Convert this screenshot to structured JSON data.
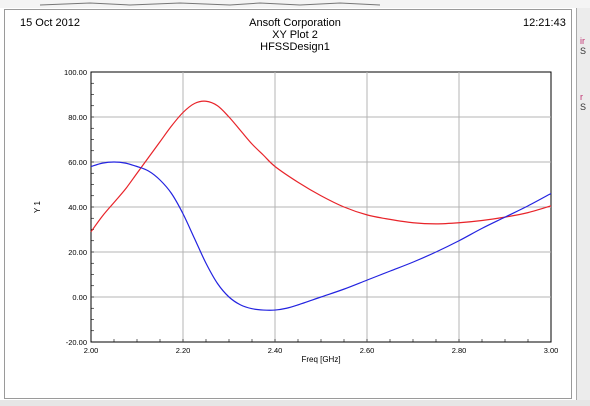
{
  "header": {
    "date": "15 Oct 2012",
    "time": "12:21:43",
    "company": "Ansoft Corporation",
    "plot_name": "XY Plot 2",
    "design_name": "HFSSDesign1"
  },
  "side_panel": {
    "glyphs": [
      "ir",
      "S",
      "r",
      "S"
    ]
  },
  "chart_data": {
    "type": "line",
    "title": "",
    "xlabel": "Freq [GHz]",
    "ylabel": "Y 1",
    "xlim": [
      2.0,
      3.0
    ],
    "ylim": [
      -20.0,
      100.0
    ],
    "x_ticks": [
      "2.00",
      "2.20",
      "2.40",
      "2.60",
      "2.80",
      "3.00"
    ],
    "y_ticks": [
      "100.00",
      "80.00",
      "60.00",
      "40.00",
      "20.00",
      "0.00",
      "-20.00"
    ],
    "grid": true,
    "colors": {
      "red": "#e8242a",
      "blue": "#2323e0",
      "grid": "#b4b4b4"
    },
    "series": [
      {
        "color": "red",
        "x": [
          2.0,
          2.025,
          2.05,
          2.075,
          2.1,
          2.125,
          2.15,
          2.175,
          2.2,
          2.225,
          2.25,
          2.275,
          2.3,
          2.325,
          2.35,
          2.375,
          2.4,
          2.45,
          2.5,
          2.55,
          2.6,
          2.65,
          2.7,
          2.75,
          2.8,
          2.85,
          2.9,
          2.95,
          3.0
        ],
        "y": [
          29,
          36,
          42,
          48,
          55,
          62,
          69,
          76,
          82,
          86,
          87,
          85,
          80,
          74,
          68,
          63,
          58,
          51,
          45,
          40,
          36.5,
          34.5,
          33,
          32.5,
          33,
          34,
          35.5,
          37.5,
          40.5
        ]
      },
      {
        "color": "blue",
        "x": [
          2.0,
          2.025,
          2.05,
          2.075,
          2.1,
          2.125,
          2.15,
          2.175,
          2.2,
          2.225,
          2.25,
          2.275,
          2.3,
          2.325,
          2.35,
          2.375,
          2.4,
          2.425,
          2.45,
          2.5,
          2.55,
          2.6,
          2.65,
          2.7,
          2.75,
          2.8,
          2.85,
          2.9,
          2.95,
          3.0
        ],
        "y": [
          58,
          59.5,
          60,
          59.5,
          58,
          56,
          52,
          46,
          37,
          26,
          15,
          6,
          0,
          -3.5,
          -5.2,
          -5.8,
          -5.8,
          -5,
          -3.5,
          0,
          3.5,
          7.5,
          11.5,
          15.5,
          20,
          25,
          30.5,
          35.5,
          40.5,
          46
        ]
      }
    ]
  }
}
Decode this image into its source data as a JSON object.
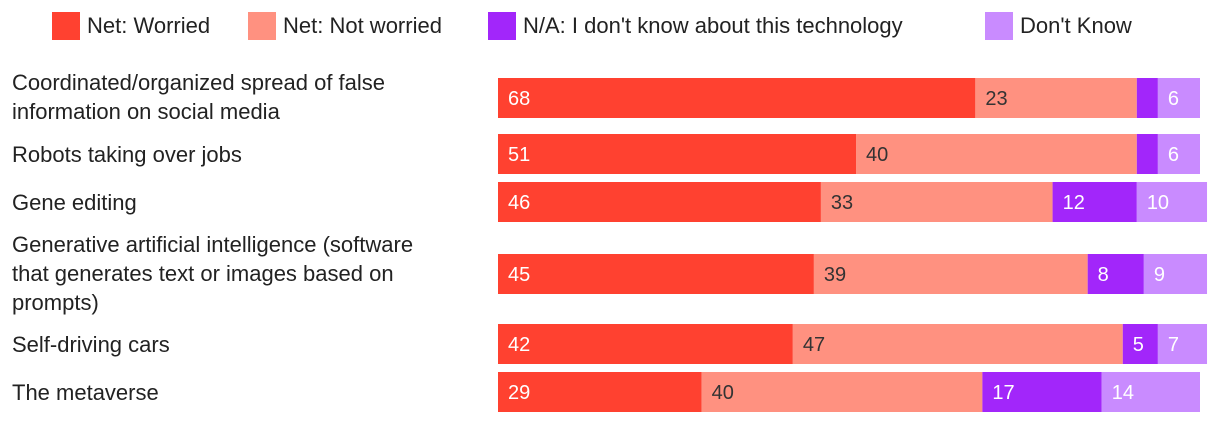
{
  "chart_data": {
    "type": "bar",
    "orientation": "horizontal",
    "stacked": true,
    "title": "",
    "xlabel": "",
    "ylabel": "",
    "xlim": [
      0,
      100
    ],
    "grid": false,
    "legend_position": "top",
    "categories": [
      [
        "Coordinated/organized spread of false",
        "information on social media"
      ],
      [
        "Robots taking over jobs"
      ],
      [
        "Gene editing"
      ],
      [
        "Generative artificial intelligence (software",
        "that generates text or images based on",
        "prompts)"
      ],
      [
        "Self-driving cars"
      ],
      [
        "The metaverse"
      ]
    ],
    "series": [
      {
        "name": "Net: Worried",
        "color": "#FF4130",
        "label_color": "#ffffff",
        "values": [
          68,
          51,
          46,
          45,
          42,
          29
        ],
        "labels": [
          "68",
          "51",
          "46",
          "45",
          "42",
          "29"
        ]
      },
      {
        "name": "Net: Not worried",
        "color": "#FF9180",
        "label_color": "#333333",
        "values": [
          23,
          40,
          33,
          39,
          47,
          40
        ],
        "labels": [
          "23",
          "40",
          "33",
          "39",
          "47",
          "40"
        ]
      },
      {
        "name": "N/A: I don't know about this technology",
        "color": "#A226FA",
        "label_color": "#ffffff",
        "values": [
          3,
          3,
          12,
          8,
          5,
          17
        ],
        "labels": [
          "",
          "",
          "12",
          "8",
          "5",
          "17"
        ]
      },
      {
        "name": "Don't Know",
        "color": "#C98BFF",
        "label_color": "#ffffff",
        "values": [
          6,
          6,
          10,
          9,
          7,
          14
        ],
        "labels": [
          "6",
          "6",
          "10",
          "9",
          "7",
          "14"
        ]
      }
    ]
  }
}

************

• **OBJECTIVE**
Reproduce each record above by retyping it exactly; omit all images.

• **EXERCISE RESPONSE**
Convert this screenshot to structured JSON data.
{
  "header": {
    "date": "15 Oct 2012",
    "time": "12:21:43",
    "company": "Ansoft Corporation",
    "plot_name": "XY Plot 2",
    "design_name": "HFSSDesign1"
  },
  "side_panel": {
    "glyphs": [
      "ir",
      "S",
      "r",
      "S"
    ]
  },
  "chart_data": {
    "type": "line",
    "title": "",
    "xlabel": "Freq [GHz]",
    "ylabel": "Y 1",
    "xlim": [
      2.0,
      3.0
    ],
    "ylim": [
      -20.0,
      100.0
    ],
    "x_ticks": [
      "2.00",
      "2.20",
      "2.40",
      "2.60",
      "2.80",
      "3.00"
    ],
    "y_ticks": [
      "100.00",
      "80.00",
      "60.00",
      "40.00",
      "20.00",
      "0.00",
      "-20.00"
    ],
    "grid": true,
    "colors": {
      "red": "#e8242a",
      "blue": "#2323e0",
      "grid": "#b4b4b4"
    },
    "series": [
      {
        "color": "red",
        "x": [
          2.0,
          2.025,
          2.05,
          2.075,
          2.1,
          2.125,
          2.15,
          2.175,
          2.2,
          2.225,
          2.25,
          2.275,
          2.3,
          2.325,
          2.35,
          2.375,
          2.4,
          2.45,
          2.5,
          2.55,
          2.6,
          2.65,
          2.7,
          2.75,
          2.8,
          2.85,
          2.9,
          2.95,
          3.0
        ],
        "y": [
          29,
          36,
          42,
          48,
          55,
          62,
          69,
          76,
          82,
          86,
          87,
          85,
          80,
          74,
          68,
          63,
          58,
          51,
          45,
          40,
          36.5,
          34.5,
          33,
          32.5,
          33,
          34,
          35.5,
          37.5,
          40.5
        ]
      },
      {
        "color": "blue",
        "x": [
          2.0,
          2.025,
          2.05,
          2.075,
          2.1,
          2.125,
          2.15,
          2.175,
          2.2,
          2.225,
          2.25,
          2.275,
          2.3,
          2.325,
          2.35,
          2.375,
          2.4,
          2.425,
          2.45,
          2.5,
          2.55,
          2.6,
          2.65,
          2.7,
          2.75,
          2.8,
          2.85,
          2.9,
          2.95,
          3.0
        ],
        "y": [
          58,
          59.5,
          60,
          59.5,
          58,
          56,
          52,
          46,
          37,
          26,
          15,
          6,
          0,
          -3.5,
          -5.2,
          -5.8,
          -5.8,
          -5,
          -3.5,
          0,
          3.5,
          7.5,
          11.5,
          15.5,
          20,
          25,
          30.5,
          35.5,
          40.5,
          46
        ]
      }
    ]
  }
}
Decode this image into its source data as a JSON object.
{
  "chart_data": {
    "type": "bar",
    "orientation": "horizontal",
    "stacked": true,
    "title": "",
    "xlabel": "",
    "ylabel": "",
    "xlim": [
      0,
      100
    ],
    "grid": false,
    "legend_position": "top",
    "categories": [
      [
        "Coordinated/organized spread of false",
        "information on social media"
      ],
      [
        "Robots taking over jobs"
      ],
      [
        "Gene editing"
      ],
      [
        "Generative artificial intelligence (software",
        "that generates text or images based on",
        "prompts)"
      ],
      [
        "Self-driving cars"
      ],
      [
        "The metaverse"
      ]
    ],
    "series": [
      {
        "name": "Net: Worried",
        "color": "#FF4130",
        "label_color": "#ffffff",
        "values": [
          68,
          51,
          46,
          45,
          42,
          29
        ],
        "labels": [
          "68",
          "51",
          "46",
          "45",
          "42",
          "29"
        ]
      },
      {
        "name": "Net: Not worried",
        "color": "#FF9180",
        "label_color": "#333333",
        "values": [
          23,
          40,
          33,
          39,
          47,
          40
        ],
        "labels": [
          "23",
          "40",
          "33",
          "39",
          "47",
          "40"
        ]
      },
      {
        "name": "N/A: I don't know about this technology",
        "color": "#A226FA",
        "label_color": "#ffffff",
        "values": [
          3,
          3,
          12,
          8,
          5,
          17
        ],
        "labels": [
          "",
          "",
          "12",
          "8",
          "5",
          "17"
        ]
      },
      {
        "name": "Don't Know",
        "color": "#C98BFF",
        "label_color": "#ffffff",
        "values": [
          6,
          6,
          10,
          9,
          7,
          14
        ],
        "labels": [
          "6",
          "6",
          "10",
          "9",
          "7",
          "14"
        ]
      }
    ]
  }
}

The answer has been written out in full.